# Campground Charges



## Southpaw (Jul 14, 2008)

During our recent outing to Virginia beach, the GF heard two people talking in the camp store that they were over-charged for their stay. I can honestly say in the three years we have been camping, I have never looked twice at my credit card receipt to check the charges.







Am I the only one?


----------



## johnp (Mar 15, 2004)

I can think of one place that I love but if you fiqure the cost out its always more than you expect. Places like to charge for kids or dogs. $5.00 per kid per day plus tax adds up. Or the good old A/C charge added just becuase its hot.

John


----------



## mountainlady56 (Feb 13, 2006)

I've noticed that campground prices PERIOD have been going up, as RVing seems to become more popular. Unless you stay in a state park or a Corp of Engineers camp, you're pretty much looking at $35-$40+/night! I remember when you could get a top-class hotel room for that!!







A sign of my age!! LOL
Darlene


----------



## Dan Borer (Feb 6, 2009)

[Collected data]
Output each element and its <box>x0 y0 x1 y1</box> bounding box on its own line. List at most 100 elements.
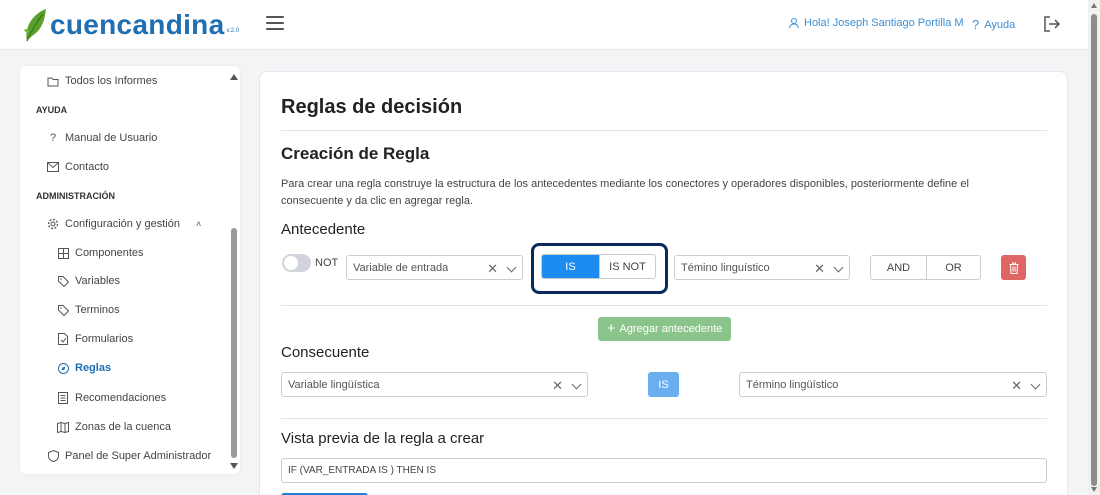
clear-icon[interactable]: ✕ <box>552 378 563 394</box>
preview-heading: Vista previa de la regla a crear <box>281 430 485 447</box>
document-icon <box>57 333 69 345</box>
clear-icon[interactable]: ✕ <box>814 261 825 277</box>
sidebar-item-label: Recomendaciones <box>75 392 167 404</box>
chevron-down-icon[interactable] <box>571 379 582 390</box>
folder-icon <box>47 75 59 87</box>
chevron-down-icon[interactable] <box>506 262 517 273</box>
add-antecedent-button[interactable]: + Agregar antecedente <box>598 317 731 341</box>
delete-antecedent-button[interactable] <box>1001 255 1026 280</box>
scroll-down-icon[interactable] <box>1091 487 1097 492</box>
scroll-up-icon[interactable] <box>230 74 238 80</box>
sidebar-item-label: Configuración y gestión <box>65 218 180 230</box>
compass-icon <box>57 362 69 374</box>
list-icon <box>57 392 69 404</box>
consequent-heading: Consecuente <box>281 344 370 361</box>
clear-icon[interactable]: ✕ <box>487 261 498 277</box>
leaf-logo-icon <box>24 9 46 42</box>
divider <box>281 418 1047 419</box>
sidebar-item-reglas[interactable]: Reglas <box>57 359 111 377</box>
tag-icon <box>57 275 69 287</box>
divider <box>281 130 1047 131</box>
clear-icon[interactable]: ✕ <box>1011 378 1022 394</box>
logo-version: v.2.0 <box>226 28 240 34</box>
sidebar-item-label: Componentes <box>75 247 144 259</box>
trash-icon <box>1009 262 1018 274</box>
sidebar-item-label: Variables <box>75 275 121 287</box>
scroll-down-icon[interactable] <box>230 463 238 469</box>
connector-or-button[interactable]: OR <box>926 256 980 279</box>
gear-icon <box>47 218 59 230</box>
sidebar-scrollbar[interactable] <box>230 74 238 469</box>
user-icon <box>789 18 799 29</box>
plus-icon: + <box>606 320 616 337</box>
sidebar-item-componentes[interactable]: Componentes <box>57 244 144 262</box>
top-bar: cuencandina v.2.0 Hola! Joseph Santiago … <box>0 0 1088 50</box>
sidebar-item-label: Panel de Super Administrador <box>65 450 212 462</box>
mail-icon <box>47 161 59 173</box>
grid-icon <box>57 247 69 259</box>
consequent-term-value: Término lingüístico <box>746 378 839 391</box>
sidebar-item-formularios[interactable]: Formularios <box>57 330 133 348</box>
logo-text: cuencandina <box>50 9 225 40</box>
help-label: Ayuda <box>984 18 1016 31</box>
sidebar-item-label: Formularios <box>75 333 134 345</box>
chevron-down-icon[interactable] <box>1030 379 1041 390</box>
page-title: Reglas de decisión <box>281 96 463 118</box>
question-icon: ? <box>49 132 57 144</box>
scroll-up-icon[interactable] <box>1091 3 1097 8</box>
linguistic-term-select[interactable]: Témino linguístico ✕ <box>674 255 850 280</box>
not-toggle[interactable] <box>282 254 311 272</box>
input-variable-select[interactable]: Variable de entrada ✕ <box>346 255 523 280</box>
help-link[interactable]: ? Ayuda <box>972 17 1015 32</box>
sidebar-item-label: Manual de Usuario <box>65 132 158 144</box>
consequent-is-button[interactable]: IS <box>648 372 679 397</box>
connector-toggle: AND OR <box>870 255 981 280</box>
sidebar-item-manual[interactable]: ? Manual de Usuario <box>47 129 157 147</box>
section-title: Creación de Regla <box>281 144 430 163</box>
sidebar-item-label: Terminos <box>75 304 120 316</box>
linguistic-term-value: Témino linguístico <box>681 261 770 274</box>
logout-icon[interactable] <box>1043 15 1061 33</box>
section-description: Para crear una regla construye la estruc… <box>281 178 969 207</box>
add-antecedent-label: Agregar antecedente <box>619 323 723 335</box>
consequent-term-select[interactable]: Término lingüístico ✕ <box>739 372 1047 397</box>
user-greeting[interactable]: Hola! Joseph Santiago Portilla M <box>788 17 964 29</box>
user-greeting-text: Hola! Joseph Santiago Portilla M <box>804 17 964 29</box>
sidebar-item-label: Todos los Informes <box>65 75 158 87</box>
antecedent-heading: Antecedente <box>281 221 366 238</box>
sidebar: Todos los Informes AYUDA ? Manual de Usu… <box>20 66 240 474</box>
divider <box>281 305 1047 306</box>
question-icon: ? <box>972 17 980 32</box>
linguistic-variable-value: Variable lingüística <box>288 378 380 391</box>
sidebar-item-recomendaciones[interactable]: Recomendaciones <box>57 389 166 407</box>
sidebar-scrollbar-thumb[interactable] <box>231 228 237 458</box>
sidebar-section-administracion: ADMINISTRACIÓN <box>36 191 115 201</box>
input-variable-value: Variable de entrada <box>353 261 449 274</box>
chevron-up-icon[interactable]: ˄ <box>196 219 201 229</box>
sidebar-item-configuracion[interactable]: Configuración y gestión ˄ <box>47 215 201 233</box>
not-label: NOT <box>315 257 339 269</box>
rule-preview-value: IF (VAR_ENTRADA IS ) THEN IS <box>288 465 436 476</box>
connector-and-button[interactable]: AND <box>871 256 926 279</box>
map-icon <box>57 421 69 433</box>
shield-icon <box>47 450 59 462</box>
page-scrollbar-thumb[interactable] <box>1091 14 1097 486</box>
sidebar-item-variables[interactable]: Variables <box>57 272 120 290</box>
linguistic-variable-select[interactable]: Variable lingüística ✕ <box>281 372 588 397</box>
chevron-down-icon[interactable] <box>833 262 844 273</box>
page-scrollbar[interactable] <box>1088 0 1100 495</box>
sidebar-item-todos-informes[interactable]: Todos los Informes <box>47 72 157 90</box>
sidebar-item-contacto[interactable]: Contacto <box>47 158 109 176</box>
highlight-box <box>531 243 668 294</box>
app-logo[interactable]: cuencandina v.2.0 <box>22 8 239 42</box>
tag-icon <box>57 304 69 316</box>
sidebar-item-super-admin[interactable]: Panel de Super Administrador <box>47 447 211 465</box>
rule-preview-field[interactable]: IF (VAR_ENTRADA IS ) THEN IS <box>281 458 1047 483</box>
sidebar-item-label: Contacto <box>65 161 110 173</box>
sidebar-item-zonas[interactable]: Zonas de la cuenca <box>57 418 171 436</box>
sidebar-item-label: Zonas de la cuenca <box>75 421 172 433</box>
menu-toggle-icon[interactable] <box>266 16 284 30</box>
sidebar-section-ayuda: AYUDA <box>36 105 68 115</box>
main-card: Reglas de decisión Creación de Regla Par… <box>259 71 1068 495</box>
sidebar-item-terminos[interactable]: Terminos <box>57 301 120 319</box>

■ Direction ■
Reproduce word for word the part of the campground charges thread above that begins at the words "## Southpaw (Jul" and stops after "the only one?".

■ Exercise output ■
## Southpaw (Jul 14, 2008)

During our recent outing to Virginia beach, the GF heard two people talking in the camp store that they were over-charged for their stay. I can honestly say in the three years we have been camping, I have never looked twice at my credit card receipt to check the charges.







Am I the only one?